» PROBLEM TO WORK ON: Print the complete set of entries exactly.

## Begin RECORDS FOR PROCESSING

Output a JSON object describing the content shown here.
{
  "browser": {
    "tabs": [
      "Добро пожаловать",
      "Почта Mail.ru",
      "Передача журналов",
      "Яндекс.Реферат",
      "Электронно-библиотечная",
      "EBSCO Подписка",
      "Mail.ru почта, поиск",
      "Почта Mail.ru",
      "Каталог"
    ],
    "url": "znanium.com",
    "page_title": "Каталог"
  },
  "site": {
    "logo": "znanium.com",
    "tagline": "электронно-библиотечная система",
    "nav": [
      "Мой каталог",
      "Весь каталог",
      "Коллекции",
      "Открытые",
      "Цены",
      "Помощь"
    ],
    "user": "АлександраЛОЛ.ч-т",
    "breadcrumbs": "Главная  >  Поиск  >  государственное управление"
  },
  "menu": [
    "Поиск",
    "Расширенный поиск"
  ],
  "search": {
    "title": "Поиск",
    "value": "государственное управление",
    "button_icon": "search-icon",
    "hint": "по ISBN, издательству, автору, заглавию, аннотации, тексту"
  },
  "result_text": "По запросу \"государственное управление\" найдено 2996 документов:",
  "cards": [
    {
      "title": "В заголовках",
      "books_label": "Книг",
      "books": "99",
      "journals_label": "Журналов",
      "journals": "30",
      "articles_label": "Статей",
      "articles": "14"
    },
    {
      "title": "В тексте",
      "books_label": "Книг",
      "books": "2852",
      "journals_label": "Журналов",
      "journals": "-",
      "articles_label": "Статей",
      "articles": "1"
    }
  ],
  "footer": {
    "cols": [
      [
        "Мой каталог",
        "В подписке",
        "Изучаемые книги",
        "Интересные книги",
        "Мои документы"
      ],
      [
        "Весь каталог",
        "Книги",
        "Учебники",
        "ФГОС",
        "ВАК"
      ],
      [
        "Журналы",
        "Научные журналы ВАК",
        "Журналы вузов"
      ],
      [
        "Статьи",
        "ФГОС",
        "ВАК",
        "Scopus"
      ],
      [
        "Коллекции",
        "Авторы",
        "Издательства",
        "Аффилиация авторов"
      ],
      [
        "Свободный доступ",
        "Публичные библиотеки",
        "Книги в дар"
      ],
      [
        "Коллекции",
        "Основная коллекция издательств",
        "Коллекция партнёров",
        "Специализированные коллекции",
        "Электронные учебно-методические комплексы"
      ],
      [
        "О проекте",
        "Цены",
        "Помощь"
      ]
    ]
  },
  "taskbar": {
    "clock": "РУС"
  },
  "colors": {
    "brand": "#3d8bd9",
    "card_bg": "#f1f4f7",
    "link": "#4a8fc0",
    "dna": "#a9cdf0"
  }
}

## End RECORDS FOR PROCESSING

» OUTPUT OF THE EXERCISE:
Output a JSON object describing the content shown here.
{
  "browser": {
    "tabs": [
      "Добро пожаловать",
      "Почта Mail.ru",
      "Передача журналов",
      "Яндекс.Реферат",
      "Электронно-библиотечная",
      "EBSCO Подписка",
      "Mail.ru почта, поиск",
      "Почта Mail.ru",
      "Каталог"
    ],
    "url": "znanium.com",
    "page_title": "Каталог"
  },
  "site": {
    "logo": "znanium.com",
    "tagline": "электронно-библиотечная система",
    "nav": [
      "Мой каталог",
      "Весь каталог",
      "Коллекции",
      "Открытые",
      "Цены",
      "Помощь"
    ],
    "user": "АлександраЛОЛ.ч-т",
    "breadcrumbs": "Главная  >  Поиск  >  государственное управление"
  },
  "menu": [
    "Поиск",
    "Расширенный поиск"
  ],
  "search": {
    "title": "Поиск",
    "value": "государственное управление",
    "button_icon": "search-icon",
    "hint": "по ISBN, издательству, автору, заглавию, аннотации, тексту"
  },
  "result_text": "По запросу \"государственное управление\" найдено 2996 документов:",
  "cards": [
    {
      "title": "В заголовках",
      "books_label": "Книг",
      "books": "99",
      "journals_label": "Журналов",
      "journals": "30",
      "articles_label": "Статей",
      "articles": "14"
    },
    {
      "title": "В тексте",
      "books_label": "Книг",
      "books": "2852",
      "journals_label": "Журналов",
      "journals": "-",
      "articles_label": "Статей",
      "articles": "1"
    }
  ],
  "footer": {
    "cols": [
      [
        "Мой каталог",
        "В подписке",
        "Изучаемые книги",
        "Интересные книги",
        "Мои документы"
      ],
      [
        "Весь каталог",
        "Книги",
        "Учебники",
        "ФГОС",
        "ВАК"
      ],
      [
        "Журналы",
        "Научные журналы ВАК",
        "Журналы вузов"
      ],
      [
        "Статьи",
        "ФГОС",
        "ВАК",
        "Scopus"
      ],
      [
        "Коллекции",
        "Авторы",
        "Издательства",
        "Аффилиация авторов"
      ],
      [
        "Свободный доступ",
        "Публичные библиотеки",
        "Книги в дар"
      ],
      [
        "Коллекции",
        "Основная коллекция издательств",
        "Коллекция партнёров",
        "Специализированные коллекции",
        "Электронные учебно-методические комплексы"
      ],
      [
        "О проекте",
        "Цены",
        "Помощь"
      ]
    ]
  },
  "taskbar": {
    "clock": "РУС"
  },
  "colors": {
    "brand": "#3d8bd9",
    "card_bg": "#f1f4f7",
    "link": "#4a8fc0",
    "dna": "#a9cdf0"
  }
}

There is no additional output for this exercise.